## begin Source data

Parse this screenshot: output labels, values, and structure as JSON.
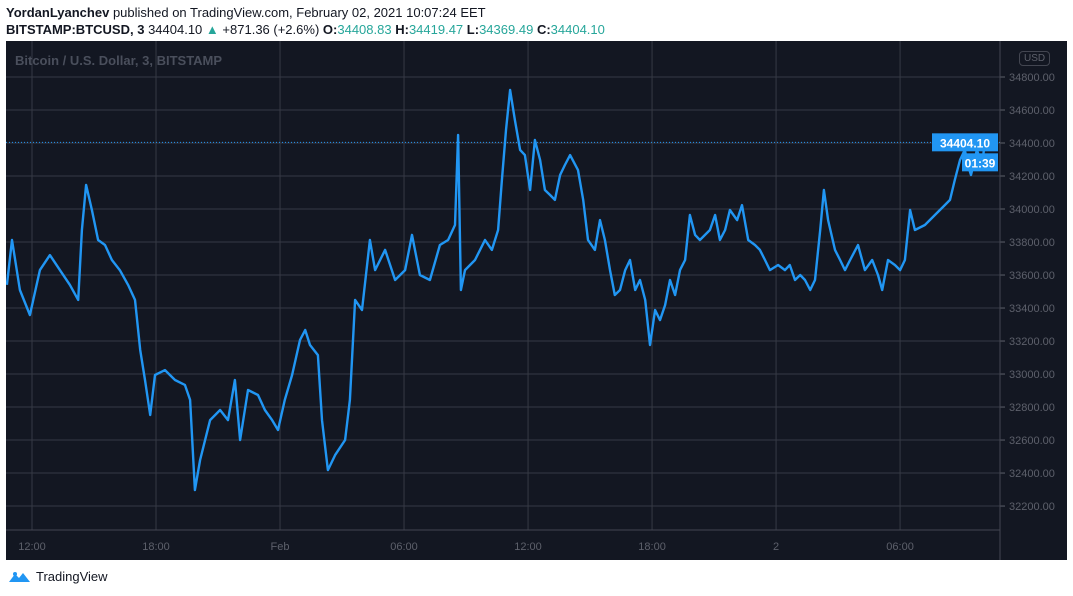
{
  "header": {
    "author": "YordanLyanchev",
    "published": "published on TradingView.com, February 02, 2021 10:07:24 EET",
    "symbol": "BITSTAMP:BTCUSD, 3",
    "last": "34404.10",
    "change": "+871.36 (+2.6%)",
    "o_label": "O:",
    "o": "34408.83",
    "h_label": "H:",
    "h": "34419.47",
    "l_label": "L:",
    "l": "34369.49",
    "c_label": "C:",
    "c": "34404.10",
    "up_arrow": "▲"
  },
  "chart_title": "Bitcoin / U.S. Dollar, 3, BITSTAMP",
  "currency": "USD",
  "footer": {
    "brand": "TradingView",
    "icon": "tradingview-logo-icon"
  },
  "colors": {
    "line": "#2196f3",
    "background": "#131722",
    "grid": "#363a45",
    "up": "#26a69a"
  },
  "chart_data": {
    "type": "line",
    "series": [
      {
        "values": [
          [
            "2021-01-31T10:47",
            33540
          ],
          [
            "2021-01-31T11:02",
            33812
          ],
          [
            "2021-01-31T11:25",
            33509
          ],
          [
            "2021-01-31T11:54",
            33358
          ],
          [
            "2021-01-31T12:23",
            33630
          ],
          [
            "2021-01-31T12:52",
            33721
          ],
          [
            "2021-01-31T13:21",
            33630
          ],
          [
            "2021-01-31T13:50",
            33540
          ],
          [
            "2021-01-31T14:14",
            33449
          ],
          [
            "2021-01-31T14:25",
            33873
          ],
          [
            "2021-01-31T14:37",
            34146
          ],
          [
            "2021-01-31T14:54",
            33994
          ],
          [
            "2021-01-31T15:12",
            33812
          ],
          [
            "2021-01-31T15:32",
            33782
          ],
          [
            "2021-01-31T15:52",
            33691
          ],
          [
            "2021-01-31T16:15",
            33630
          ],
          [
            "2021-01-31T16:39",
            33540
          ],
          [
            "2021-01-31T16:59",
            33449
          ],
          [
            "2021-01-31T17:14",
            33146
          ],
          [
            "2021-01-31T17:28",
            32964
          ],
          [
            "2021-01-31T17:43",
            32752
          ],
          [
            "2021-01-31T17:57",
            32994
          ],
          [
            "2021-01-31T18:26",
            33024
          ],
          [
            "2021-01-31T18:55",
            32964
          ],
          [
            "2021-01-31T19:24",
            32934
          ],
          [
            "2021-01-31T19:39",
            32843
          ],
          [
            "2021-01-31T19:53",
            32297
          ],
          [
            "2021-01-31T20:08",
            32479
          ],
          [
            "2021-01-31T20:37",
            32721
          ],
          [
            "2021-01-31T21:06",
            32782
          ],
          [
            "2021-01-31T21:29",
            32721
          ],
          [
            "2021-01-31T21:49",
            32964
          ],
          [
            "2021-01-31T22:04",
            32600
          ],
          [
            "2021-01-31T22:27",
            32903
          ],
          [
            "2021-01-31T22:56",
            32873
          ],
          [
            "2021-01-31T23:16",
            32782
          ],
          [
            "2021-01-31T23:37",
            32721
          ],
          [
            "2021-01-31T23:54",
            32661
          ],
          [
            "2021-02-01T00:14",
            32843
          ],
          [
            "2021-02-01T00:35",
            32994
          ],
          [
            "2021-02-01T00:58",
            33206
          ],
          [
            "2021-02-01T01:13",
            33267
          ],
          [
            "2021-02-01T01:27",
            33176
          ],
          [
            "2021-02-01T01:50",
            33115
          ],
          [
            "2021-02-01T02:02",
            32721
          ],
          [
            "2021-02-01T02:19",
            32418
          ],
          [
            "2021-02-01T02:40",
            32509
          ],
          [
            "2021-02-01T03:09",
            32600
          ],
          [
            "2021-02-01T03:23",
            32843
          ],
          [
            "2021-02-01T03:38",
            33449
          ],
          [
            "2021-02-01T03:58",
            33388
          ],
          [
            "2021-02-01T04:21",
            33812
          ],
          [
            "2021-02-01T04:36",
            33630
          ],
          [
            "2021-02-01T05:05",
            33752
          ],
          [
            "2021-02-01T05:34",
            33570
          ],
          [
            "2021-02-01T06:03",
            33630
          ],
          [
            "2021-02-01T06:23",
            33843
          ],
          [
            "2021-02-01T06:46",
            33600
          ],
          [
            "2021-02-01T07:15",
            33570
          ],
          [
            "2021-02-01T07:44",
            33782
          ],
          [
            "2021-02-01T08:08",
            33812
          ],
          [
            "2021-02-01T08:28",
            33903
          ],
          [
            "2021-02-01T08:37",
            34449
          ],
          [
            "2021-02-01T08:45",
            33509
          ],
          [
            "2021-02-01T08:57",
            33630
          ],
          [
            "2021-02-01T09:26",
            33691
          ],
          [
            "2021-02-01T09:55",
            33812
          ],
          [
            "2021-02-01T10:15",
            33752
          ],
          [
            "2021-02-01T10:33",
            33873
          ],
          [
            "2021-02-01T10:44",
            34176
          ],
          [
            "2021-02-01T10:56",
            34479
          ],
          [
            "2021-02-01T11:08",
            34721
          ],
          [
            "2021-02-01T11:22",
            34539
          ],
          [
            "2021-02-01T11:37",
            34358
          ],
          [
            "2021-02-01T11:51",
            34327
          ],
          [
            "2021-02-01T12:06",
            34115
          ],
          [
            "2021-02-01T12:20",
            34418
          ],
          [
            "2021-02-01T12:35",
            34297
          ],
          [
            "2021-02-01T12:49",
            34115
          ],
          [
            "2021-02-01T13:04",
            34085
          ],
          [
            "2021-02-01T13:18",
            34055
          ],
          [
            "2021-02-01T13:33",
            34206
          ],
          [
            "2021-02-01T13:47",
            34267
          ],
          [
            "2021-02-01T14:02",
            34327
          ],
          [
            "2021-02-01T14:25",
            34236
          ],
          [
            "2021-02-01T14:40",
            34055
          ],
          [
            "2021-02-01T14:54",
            33812
          ],
          [
            "2021-02-01T15:14",
            33752
          ],
          [
            "2021-02-01T15:29",
            33933
          ],
          [
            "2021-02-01T15:43",
            33812
          ],
          [
            "2021-02-01T15:58",
            33630
          ],
          [
            "2021-02-01T16:12",
            33479
          ],
          [
            "2021-02-01T16:27",
            33509
          ],
          [
            "2021-02-01T16:42",
            33630
          ],
          [
            "2021-02-01T16:56",
            33691
          ],
          [
            "2021-02-01T17:11",
            33509
          ],
          [
            "2021-02-01T17:25",
            33570
          ],
          [
            "2021-02-01T17:40",
            33449
          ],
          [
            "2021-02-01T17:54",
            33176
          ],
          [
            "2021-02-01T18:09",
            33388
          ],
          [
            "2021-02-01T18:23",
            33327
          ],
          [
            "2021-02-01T18:38",
            33418
          ],
          [
            "2021-02-01T18:52",
            33570
          ],
          [
            "2021-02-01T19:07",
            33479
          ],
          [
            "2021-02-01T19:21",
            33630
          ],
          [
            "2021-02-01T19:36",
            33691
          ],
          [
            "2021-02-01T19:50",
            33964
          ],
          [
            "2021-02-01T20:05",
            33843
          ],
          [
            "2021-02-01T20:19",
            33812
          ],
          [
            "2021-02-01T20:48",
            33873
          ],
          [
            "2021-02-01T21:03",
            33964
          ],
          [
            "2021-02-01T21:17",
            33812
          ],
          [
            "2021-02-01T21:32",
            33873
          ],
          [
            "2021-02-01T21:46",
            33994
          ],
          [
            "2021-02-01T22:07",
            33933
          ],
          [
            "2021-02-01T22:21",
            34024
          ],
          [
            "2021-02-01T22:39",
            33812
          ],
          [
            "2021-02-01T22:59",
            33782
          ],
          [
            "2021-02-01T23:13",
            33752
          ],
          [
            "2021-02-01T23:28",
            33691
          ],
          [
            "2021-02-01T23:42",
            33630
          ],
          [
            "2021-02-02T00:06",
            33661
          ],
          [
            "2021-02-02T00:26",
            33630
          ],
          [
            "2021-02-02T00:40",
            33661
          ],
          [
            "2021-02-02T00:55",
            33570
          ],
          [
            "2021-02-02T01:10",
            33600
          ],
          [
            "2021-02-02T01:24",
            33570
          ],
          [
            "2021-02-02T01:39",
            33509
          ],
          [
            "2021-02-02T01:53",
            33570
          ],
          [
            "2021-02-02T02:08",
            33873
          ],
          [
            "2021-02-02T02:19",
            34115
          ],
          [
            "2021-02-02T02:31",
            33933
          ],
          [
            "2021-02-02T02:51",
            33752
          ],
          [
            "2021-02-02T03:06",
            33691
          ],
          [
            "2021-02-02T03:20",
            33630
          ],
          [
            "2021-02-02T03:35",
            33691
          ],
          [
            "2021-02-02T03:58",
            33782
          ],
          [
            "2021-02-02T04:18",
            33630
          ],
          [
            "2021-02-02T04:39",
            33691
          ],
          [
            "2021-02-02T04:56",
            33600
          ],
          [
            "2021-02-02T05:08",
            33509
          ],
          [
            "2021-02-02T05:25",
            33691
          ],
          [
            "2021-02-02T05:45",
            33661
          ],
          [
            "2021-02-02T06:00",
            33630
          ],
          [
            "2021-02-02T06:14",
            33691
          ],
          [
            "2021-02-02T06:29",
            33994
          ],
          [
            "2021-02-02T06:43",
            33873
          ],
          [
            "2021-02-02T07:12",
            33903
          ],
          [
            "2021-02-02T07:41",
            33964
          ],
          [
            "2021-02-02T08:10",
            34024
          ],
          [
            "2021-02-02T08:25",
            34055
          ],
          [
            "2021-02-02T08:39",
            34176
          ],
          [
            "2021-02-02T08:54",
            34297
          ],
          [
            "2021-02-02T09:08",
            34358
          ],
          [
            "2021-02-02T09:17",
            34267
          ],
          [
            "2021-02-02T09:26",
            34206
          ],
          [
            "2021-02-02T09:43",
            34358
          ],
          [
            "2021-02-02T09:58",
            34267
          ],
          [
            "2021-02-02T10:06",
            34404.1
          ]
        ]
      }
    ],
    "x_ticks": [
      [
        "2021-01-31T12:00",
        "12:00"
      ],
      [
        "2021-01-31T18:00",
        "18:00"
      ],
      [
        "2021-02-01T00:00",
        "Feb"
      ],
      [
        "2021-02-01T06:00",
        "06:00"
      ],
      [
        "2021-02-01T12:00",
        "12:00"
      ],
      [
        "2021-02-01T18:00",
        "18:00"
      ],
      [
        "2021-02-02T00:00",
        "2"
      ],
      [
        "2021-02-02T06:00",
        "06:00"
      ]
    ],
    "y_ticks": [
      "32200.00",
      "32400.00",
      "32600.00",
      "32800.00",
      "33000.00",
      "33200.00",
      "33400.00",
      "33600.00",
      "33800.00",
      "34000.00",
      "34200.00",
      "34400.00",
      "34600.00",
      "34800.00"
    ],
    "last_price_label": "34404.10",
    "countdown": "01:39",
    "grid": true
  }
}
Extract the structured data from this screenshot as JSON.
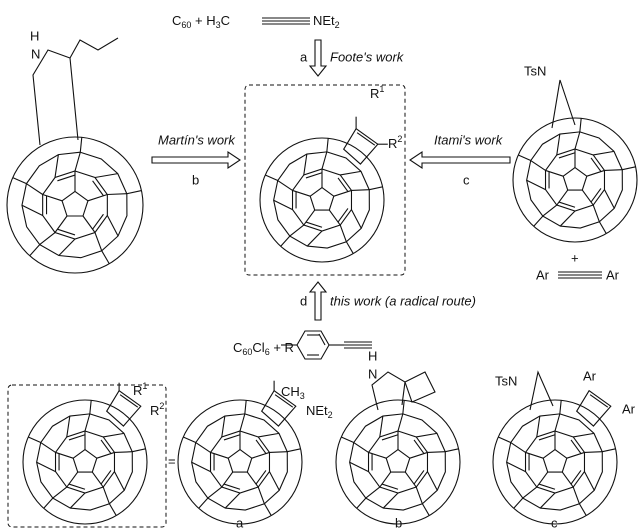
{
  "top": {
    "text": [
      "C",
      "60",
      " + H",
      "3",
      "C"
    ],
    "amine": [
      "NEt",
      "2"
    ]
  },
  "arrow_a": {
    "label": "a",
    "work": "Foote's work"
  },
  "arrow_b": {
    "label": "b",
    "work": "Martín's work"
  },
  "arrow_c": {
    "label": "c",
    "work": "Itami's work"
  },
  "arrow_d": {
    "label": "d",
    "work": "this work (a radical route)"
  },
  "bottom_reagent": {
    "text": [
      "C",
      "60",
      "Cl",
      "6",
      " + R"
    ]
  },
  "left_compound": {
    "h": "H",
    "n": "N"
  },
  "product": {
    "r1": [
      "R",
      "1"
    ],
    "r2": [
      "R",
      "2"
    ]
  },
  "right_compound": {
    "tsn": "TsN",
    "plus": "+",
    "ar_left": "Ar",
    "ar_right": "Ar"
  },
  "bottom_row": {
    "general": {
      "r1": [
        "R",
        "1"
      ],
      "r2": [
        "R",
        "2"
      ]
    },
    "equals": "=",
    "a": {
      "substituent": [
        "CH",
        "3"
      ],
      "amine": [
        "NEt",
        "2"
      ],
      "label": "a"
    },
    "b": {
      "h": "H",
      "n": "N",
      "label": "b"
    },
    "c": {
      "tsn": "TsN",
      "ar_top": "Ar",
      "ar_right": "Ar",
      "label": "c"
    }
  }
}
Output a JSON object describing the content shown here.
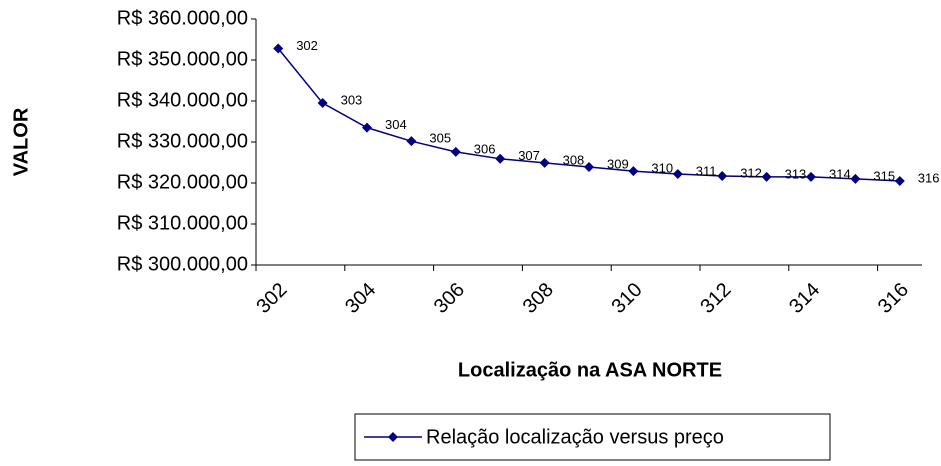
{
  "chart_data": {
    "type": "line",
    "x_label": "Localização na ASA NORTE",
    "y_label": "VALOR",
    "categories": [
      "302",
      "303",
      "304",
      "305",
      "306",
      "307",
      "308",
      "309",
      "310",
      "311",
      "312",
      "313",
      "314",
      "315",
      "316"
    ],
    "tick_every": 2,
    "series": [
      {
        "name": "Relação localização versus preço",
        "color": "#000080",
        "values": [
          352800,
          339500,
          333500,
          330200,
          327600,
          325900,
          324900,
          323900,
          322900,
          322200,
          321700,
          321500,
          321500,
          321000,
          320500
        ]
      }
    ],
    "ylim": [
      300000,
      360000
    ],
    "yticks": [
      {
        "value": 300000,
        "label": "R$ 300.000,00"
      },
      {
        "value": 310000,
        "label": "R$ 310.000,00"
      },
      {
        "value": 320000,
        "label": "R$ 320.000,00"
      },
      {
        "value": 330000,
        "label": "R$ 330.000,00"
      },
      {
        "value": 340000,
        "label": "R$ 340.000,00"
      },
      {
        "value": 350000,
        "label": "R$ 350.000,00"
      },
      {
        "value": 360000,
        "label": "R$ 360.000,00"
      }
    ],
    "grid": false,
    "legend": "bottom"
  }
}
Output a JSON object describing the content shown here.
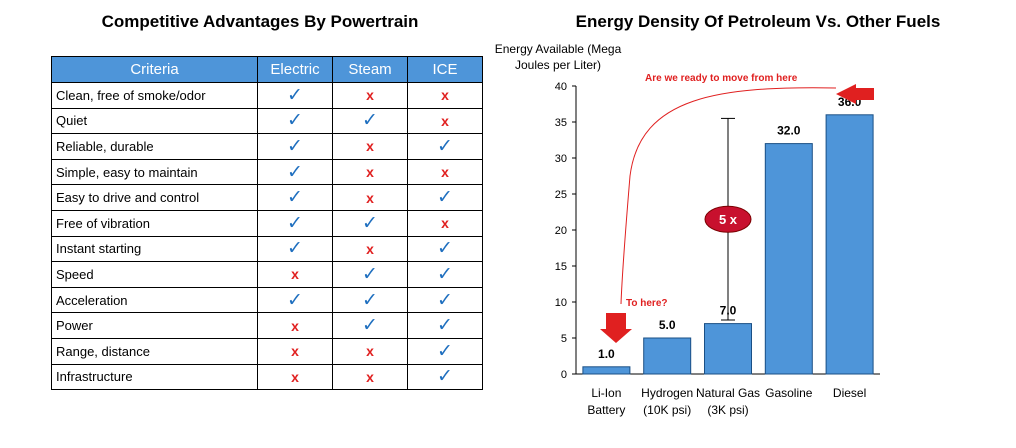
{
  "left_panel": {
    "title": "Competitive Advantages By Powertrain",
    "columns": [
      "Criteria",
      "Electric",
      "Steam",
      "ICE"
    ],
    "rows": [
      {
        "criteria": "Clean, free of smoke/odor",
        "marks": [
          "yes",
          "no",
          "no"
        ]
      },
      {
        "criteria": "Quiet",
        "marks": [
          "yes",
          "yes",
          "no"
        ]
      },
      {
        "criteria": "Reliable, durable",
        "marks": [
          "yes",
          "no",
          "yes"
        ]
      },
      {
        "criteria": "Simple, easy to maintain",
        "marks": [
          "yes",
          "no",
          "no"
        ]
      },
      {
        "criteria": "Easy to drive and control",
        "marks": [
          "yes",
          "no",
          "yes"
        ]
      },
      {
        "criteria": "Free of vibration",
        "marks": [
          "yes",
          "yes",
          "no"
        ]
      },
      {
        "criteria": "Instant starting",
        "marks": [
          "yes",
          "no",
          "yes"
        ]
      },
      {
        "criteria": "Speed",
        "marks": [
          "no",
          "yes",
          "yes"
        ]
      },
      {
        "criteria": "Acceleration",
        "marks": [
          "yes",
          "yes",
          "yes"
        ]
      },
      {
        "criteria": "Power",
        "marks": [
          "no",
          "yes",
          "yes"
        ]
      },
      {
        "criteria": "Range, distance",
        "marks": [
          "no",
          "no",
          "yes"
        ]
      },
      {
        "criteria": "Infrastructure",
        "marks": [
          "no",
          "no",
          "yes"
        ]
      }
    ],
    "symbols": {
      "yes": "✓",
      "no": "x"
    },
    "colors": {
      "header_bg": "#4e95d9",
      "check": "#1f6fbf",
      "cross": "#e02020"
    }
  },
  "chart_data": {
    "type": "bar",
    "title": "Energy Density Of Petroleum Vs. Other Fuels",
    "ylabel_lines": [
      "Energy Available (Mega",
      "Joules per Liter)"
    ],
    "ylim": [
      0,
      40
    ],
    "yticks": [
      0,
      5,
      10,
      15,
      20,
      25,
      30,
      35,
      40
    ],
    "categories": [
      [
        "Li-Ion",
        "Battery"
      ],
      [
        "Hydrogen",
        "(10K psi)"
      ],
      [
        "Natural Gas",
        "(3K psi)"
      ],
      [
        "Gasoline"
      ],
      [
        "Diesel"
      ]
    ],
    "values": [
      1.0,
      5.0,
      7.0,
      32.0,
      36.0
    ],
    "value_labels": [
      "1.0",
      "5.0",
      "7.0",
      "32.0",
      "36.0"
    ],
    "bar_color": "#4e95d9",
    "annotations": {
      "move_from": "Are we ready to move from here",
      "to_here": "To here?",
      "ratio_label": "5 x",
      "ratio_range": [
        7.5,
        35.5
      ],
      "arrow_color": "#e02020"
    }
  }
}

## end Source data

__Stated problem__: Find "BITSTAMP". Copy every line it occurs in.

__Worked answer__:
    "symbol": "BITSTAMP:BTCUSD, 3",
  "chart_title": "Bitcoin / U.S. Dollar, 3, BITSTAMP",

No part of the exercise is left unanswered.